━━ Extracted records ━━

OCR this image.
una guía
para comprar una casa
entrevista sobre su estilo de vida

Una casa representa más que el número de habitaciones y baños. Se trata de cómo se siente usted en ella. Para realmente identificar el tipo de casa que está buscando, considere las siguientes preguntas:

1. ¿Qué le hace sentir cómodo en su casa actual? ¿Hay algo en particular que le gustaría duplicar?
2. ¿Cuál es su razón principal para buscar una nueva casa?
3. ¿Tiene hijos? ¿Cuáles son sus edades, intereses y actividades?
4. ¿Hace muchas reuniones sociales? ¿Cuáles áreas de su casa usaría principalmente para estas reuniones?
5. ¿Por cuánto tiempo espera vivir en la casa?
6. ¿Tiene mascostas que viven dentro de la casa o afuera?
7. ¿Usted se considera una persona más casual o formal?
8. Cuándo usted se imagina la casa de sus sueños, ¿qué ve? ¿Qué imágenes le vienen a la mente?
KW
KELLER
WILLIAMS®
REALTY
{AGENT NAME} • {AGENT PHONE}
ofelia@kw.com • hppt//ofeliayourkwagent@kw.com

━━━

### Activity
Your job is to write out the data exactly as it stands.

### Result of the task
OCR this image.
una guía
para comprar una casa
entrevista sobre su estilo de vida

Una casa representa más que el número de habitaciones y baños. Se trata de cómo se siente usted en ella. Para realmente identificar el tipo de casa que está buscando, considere las siguientes preguntas:

1. ¿Qué le hace sentir cómodo en su casa actual? ¿Hay algo en particular que le gustaría duplicar?
2. ¿Cuál es su razón principal para buscar una nueva casa?
3. ¿Tiene hijos? ¿Cuáles son sus edades, intereses y actividades?
4. ¿Hace muchas reuniones sociales? ¿Cuáles áreas de su casa usaría principalmente para estas reuniones?
5. ¿Por cuánto tiempo espera vivir en la casa?
6. ¿Tiene mascostas que viven dentro de la casa o afuera?
7. ¿Usted se considera una persona más casual o formal?
8. Cuándo usted se imagina la casa de sus sueños, ¿qué ve? ¿Qué imágenes le vienen a la mente?
KW
KELLER
WILLIAMS®
REALTY
{AGENT NAME} • {AGENT PHONE}
ofelia@kw.com • hppt//ofeliayourkwagent@kw.com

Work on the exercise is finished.